## WHAT IS ASKED
Retype the whole listing verbatim and keep the pictures out of it.

--- start RAW RECORDS ---

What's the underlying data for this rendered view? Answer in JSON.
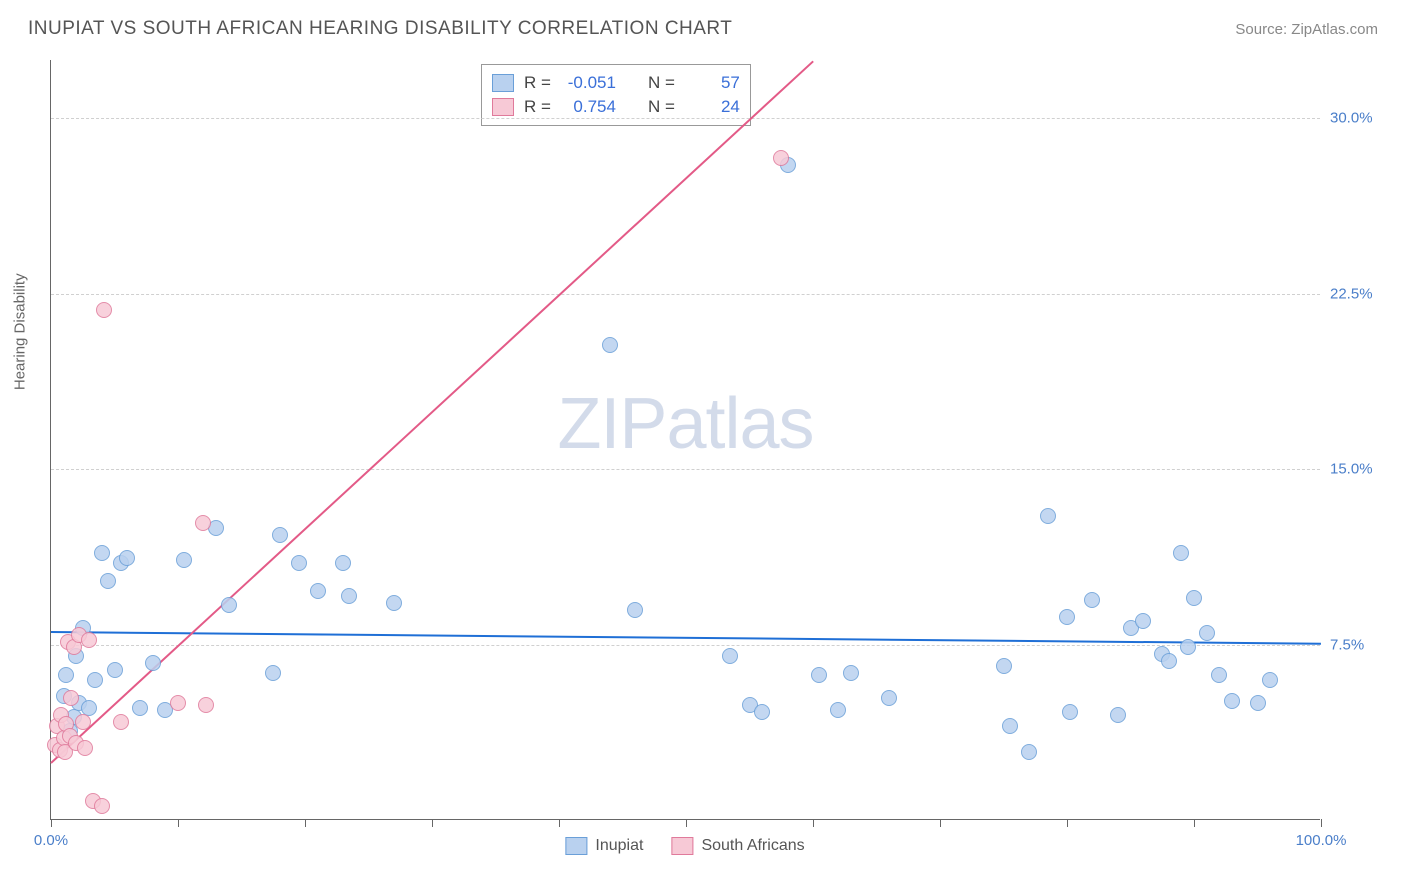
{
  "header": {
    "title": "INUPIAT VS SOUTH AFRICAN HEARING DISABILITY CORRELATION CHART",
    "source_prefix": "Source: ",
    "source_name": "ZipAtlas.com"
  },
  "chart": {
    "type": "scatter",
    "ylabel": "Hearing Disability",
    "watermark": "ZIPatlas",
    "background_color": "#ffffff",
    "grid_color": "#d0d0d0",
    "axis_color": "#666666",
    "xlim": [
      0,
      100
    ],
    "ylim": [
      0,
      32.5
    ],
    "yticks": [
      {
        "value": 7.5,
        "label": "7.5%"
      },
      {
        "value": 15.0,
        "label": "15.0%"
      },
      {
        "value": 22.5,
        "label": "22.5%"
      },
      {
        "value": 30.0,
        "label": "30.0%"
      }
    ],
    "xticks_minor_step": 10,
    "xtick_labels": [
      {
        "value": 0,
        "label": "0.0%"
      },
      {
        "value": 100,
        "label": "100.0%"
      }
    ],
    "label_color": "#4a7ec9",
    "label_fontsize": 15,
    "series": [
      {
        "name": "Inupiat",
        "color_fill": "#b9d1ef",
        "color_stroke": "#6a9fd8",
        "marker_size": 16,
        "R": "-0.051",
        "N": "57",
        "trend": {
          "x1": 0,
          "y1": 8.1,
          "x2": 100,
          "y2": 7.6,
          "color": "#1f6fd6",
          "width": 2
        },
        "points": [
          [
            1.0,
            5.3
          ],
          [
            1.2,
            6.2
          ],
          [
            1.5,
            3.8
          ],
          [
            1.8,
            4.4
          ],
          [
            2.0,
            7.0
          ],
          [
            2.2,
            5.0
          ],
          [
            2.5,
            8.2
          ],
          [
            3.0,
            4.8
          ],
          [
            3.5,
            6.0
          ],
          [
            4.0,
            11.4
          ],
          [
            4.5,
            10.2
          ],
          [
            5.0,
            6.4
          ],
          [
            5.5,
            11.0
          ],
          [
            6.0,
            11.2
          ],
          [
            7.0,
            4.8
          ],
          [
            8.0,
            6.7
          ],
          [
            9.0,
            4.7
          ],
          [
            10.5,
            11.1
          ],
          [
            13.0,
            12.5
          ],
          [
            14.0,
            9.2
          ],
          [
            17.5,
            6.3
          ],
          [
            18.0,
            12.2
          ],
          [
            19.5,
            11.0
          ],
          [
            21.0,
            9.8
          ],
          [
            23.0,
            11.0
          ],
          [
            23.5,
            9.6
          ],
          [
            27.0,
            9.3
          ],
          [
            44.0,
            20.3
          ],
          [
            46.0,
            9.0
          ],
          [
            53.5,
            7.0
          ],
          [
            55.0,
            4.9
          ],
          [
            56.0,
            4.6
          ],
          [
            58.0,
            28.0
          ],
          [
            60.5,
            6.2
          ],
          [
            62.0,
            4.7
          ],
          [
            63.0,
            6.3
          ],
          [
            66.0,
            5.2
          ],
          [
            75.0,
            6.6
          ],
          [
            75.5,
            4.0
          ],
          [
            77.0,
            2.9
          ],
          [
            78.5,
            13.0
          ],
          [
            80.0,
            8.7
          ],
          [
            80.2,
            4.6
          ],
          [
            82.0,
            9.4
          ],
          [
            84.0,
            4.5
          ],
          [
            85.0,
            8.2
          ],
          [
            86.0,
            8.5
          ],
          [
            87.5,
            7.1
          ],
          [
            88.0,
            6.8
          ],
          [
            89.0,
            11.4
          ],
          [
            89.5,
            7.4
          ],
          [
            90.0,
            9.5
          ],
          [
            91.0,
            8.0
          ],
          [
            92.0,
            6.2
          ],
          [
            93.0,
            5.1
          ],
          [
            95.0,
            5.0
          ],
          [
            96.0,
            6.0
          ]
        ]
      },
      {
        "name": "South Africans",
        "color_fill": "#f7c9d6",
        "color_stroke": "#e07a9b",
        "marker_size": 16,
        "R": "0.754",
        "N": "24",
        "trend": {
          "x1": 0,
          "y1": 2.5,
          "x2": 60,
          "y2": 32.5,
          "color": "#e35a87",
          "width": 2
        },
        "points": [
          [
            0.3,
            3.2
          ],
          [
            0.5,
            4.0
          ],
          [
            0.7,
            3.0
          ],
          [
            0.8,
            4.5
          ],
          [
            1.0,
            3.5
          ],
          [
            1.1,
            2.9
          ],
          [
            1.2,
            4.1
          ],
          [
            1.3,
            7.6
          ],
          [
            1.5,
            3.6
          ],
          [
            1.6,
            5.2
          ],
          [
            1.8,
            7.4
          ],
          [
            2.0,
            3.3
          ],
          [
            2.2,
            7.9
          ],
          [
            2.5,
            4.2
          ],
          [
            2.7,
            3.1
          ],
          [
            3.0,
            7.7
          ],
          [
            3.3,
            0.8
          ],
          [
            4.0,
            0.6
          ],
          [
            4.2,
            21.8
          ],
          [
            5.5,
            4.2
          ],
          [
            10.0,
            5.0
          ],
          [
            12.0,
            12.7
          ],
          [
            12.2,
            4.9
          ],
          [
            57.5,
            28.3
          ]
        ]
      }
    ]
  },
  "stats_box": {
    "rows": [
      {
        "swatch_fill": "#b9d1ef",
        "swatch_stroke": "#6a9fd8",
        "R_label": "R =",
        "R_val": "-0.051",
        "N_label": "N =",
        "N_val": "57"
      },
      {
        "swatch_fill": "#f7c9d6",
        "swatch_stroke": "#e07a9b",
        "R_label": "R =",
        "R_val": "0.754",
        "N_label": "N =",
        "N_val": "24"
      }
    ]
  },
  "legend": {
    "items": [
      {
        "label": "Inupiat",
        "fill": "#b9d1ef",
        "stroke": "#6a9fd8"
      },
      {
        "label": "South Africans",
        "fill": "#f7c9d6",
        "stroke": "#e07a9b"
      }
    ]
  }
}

--- end RAW RECORDS ---

## REPLY TO THE TASK
What's the underlying data for this rendered view? Answer in JSON.
{
  "header": {
    "title": "INUPIAT VS SOUTH AFRICAN HEARING DISABILITY CORRELATION CHART",
    "source_prefix": "Source: ",
    "source_name": "ZipAtlas.com"
  },
  "chart": {
    "type": "scatter",
    "ylabel": "Hearing Disability",
    "watermark": "ZIPatlas",
    "background_color": "#ffffff",
    "grid_color": "#d0d0d0",
    "axis_color": "#666666",
    "xlim": [
      0,
      100
    ],
    "ylim": [
      0,
      32.5
    ],
    "yticks": [
      {
        "value": 7.5,
        "label": "7.5%"
      },
      {
        "value": 15.0,
        "label": "15.0%"
      },
      {
        "value": 22.5,
        "label": "22.5%"
      },
      {
        "value": 30.0,
        "label": "30.0%"
      }
    ],
    "xticks_minor_step": 10,
    "xtick_labels": [
      {
        "value": 0,
        "label": "0.0%"
      },
      {
        "value": 100,
        "label": "100.0%"
      }
    ],
    "label_color": "#4a7ec9",
    "label_fontsize": 15,
    "series": [
      {
        "name": "Inupiat",
        "color_fill": "#b9d1ef",
        "color_stroke": "#6a9fd8",
        "marker_size": 16,
        "R": "-0.051",
        "N": "57",
        "trend": {
          "x1": 0,
          "y1": 8.1,
          "x2": 100,
          "y2": 7.6,
          "color": "#1f6fd6",
          "width": 2
        },
        "points": [
          [
            1.0,
            5.3
          ],
          [
            1.2,
            6.2
          ],
          [
            1.5,
            3.8
          ],
          [
            1.8,
            4.4
          ],
          [
            2.0,
            7.0
          ],
          [
            2.2,
            5.0
          ],
          [
            2.5,
            8.2
          ],
          [
            3.0,
            4.8
          ],
          [
            3.5,
            6.0
          ],
          [
            4.0,
            11.4
          ],
          [
            4.5,
            10.2
          ],
          [
            5.0,
            6.4
          ],
          [
            5.5,
            11.0
          ],
          [
            6.0,
            11.2
          ],
          [
            7.0,
            4.8
          ],
          [
            8.0,
            6.7
          ],
          [
            9.0,
            4.7
          ],
          [
            10.5,
            11.1
          ],
          [
            13.0,
            12.5
          ],
          [
            14.0,
            9.2
          ],
          [
            17.5,
            6.3
          ],
          [
            18.0,
            12.2
          ],
          [
            19.5,
            11.0
          ],
          [
            21.0,
            9.8
          ],
          [
            23.0,
            11.0
          ],
          [
            23.5,
            9.6
          ],
          [
            27.0,
            9.3
          ],
          [
            44.0,
            20.3
          ],
          [
            46.0,
            9.0
          ],
          [
            53.5,
            7.0
          ],
          [
            55.0,
            4.9
          ],
          [
            56.0,
            4.6
          ],
          [
            58.0,
            28.0
          ],
          [
            60.5,
            6.2
          ],
          [
            62.0,
            4.7
          ],
          [
            63.0,
            6.3
          ],
          [
            66.0,
            5.2
          ],
          [
            75.0,
            6.6
          ],
          [
            75.5,
            4.0
          ],
          [
            77.0,
            2.9
          ],
          [
            78.5,
            13.0
          ],
          [
            80.0,
            8.7
          ],
          [
            80.2,
            4.6
          ],
          [
            82.0,
            9.4
          ],
          [
            84.0,
            4.5
          ],
          [
            85.0,
            8.2
          ],
          [
            86.0,
            8.5
          ],
          [
            87.5,
            7.1
          ],
          [
            88.0,
            6.8
          ],
          [
            89.0,
            11.4
          ],
          [
            89.5,
            7.4
          ],
          [
            90.0,
            9.5
          ],
          [
            91.0,
            8.0
          ],
          [
            92.0,
            6.2
          ],
          [
            93.0,
            5.1
          ],
          [
            95.0,
            5.0
          ],
          [
            96.0,
            6.0
          ]
        ]
      },
      {
        "name": "South Africans",
        "color_fill": "#f7c9d6",
        "color_stroke": "#e07a9b",
        "marker_size": 16,
        "R": "0.754",
        "N": "24",
        "trend": {
          "x1": 0,
          "y1": 2.5,
          "x2": 60,
          "y2": 32.5,
          "color": "#e35a87",
          "width": 2
        },
        "points": [
          [
            0.3,
            3.2
          ],
          [
            0.5,
            4.0
          ],
          [
            0.7,
            3.0
          ],
          [
            0.8,
            4.5
          ],
          [
            1.0,
            3.5
          ],
          [
            1.1,
            2.9
          ],
          [
            1.2,
            4.1
          ],
          [
            1.3,
            7.6
          ],
          [
            1.5,
            3.6
          ],
          [
            1.6,
            5.2
          ],
          [
            1.8,
            7.4
          ],
          [
            2.0,
            3.3
          ],
          [
            2.2,
            7.9
          ],
          [
            2.5,
            4.2
          ],
          [
            2.7,
            3.1
          ],
          [
            3.0,
            7.7
          ],
          [
            3.3,
            0.8
          ],
          [
            4.0,
            0.6
          ],
          [
            4.2,
            21.8
          ],
          [
            5.5,
            4.2
          ],
          [
            10.0,
            5.0
          ],
          [
            12.0,
            12.7
          ],
          [
            12.2,
            4.9
          ],
          [
            57.5,
            28.3
          ]
        ]
      }
    ]
  },
  "stats_box": {
    "rows": [
      {
        "swatch_fill": "#b9d1ef",
        "swatch_stroke": "#6a9fd8",
        "R_label": "R =",
        "R_val": "-0.051",
        "N_label": "N =",
        "N_val": "57"
      },
      {
        "swatch_fill": "#f7c9d6",
        "swatch_stroke": "#e07a9b",
        "R_label": "R =",
        "R_val": "0.754",
        "N_label": "N =",
        "N_val": "24"
      }
    ]
  },
  "legend": {
    "items": [
      {
        "label": "Inupiat",
        "fill": "#b9d1ef",
        "stroke": "#6a9fd8"
      },
      {
        "label": "South Africans",
        "fill": "#f7c9d6",
        "stroke": "#e07a9b"
      }
    ]
  }
}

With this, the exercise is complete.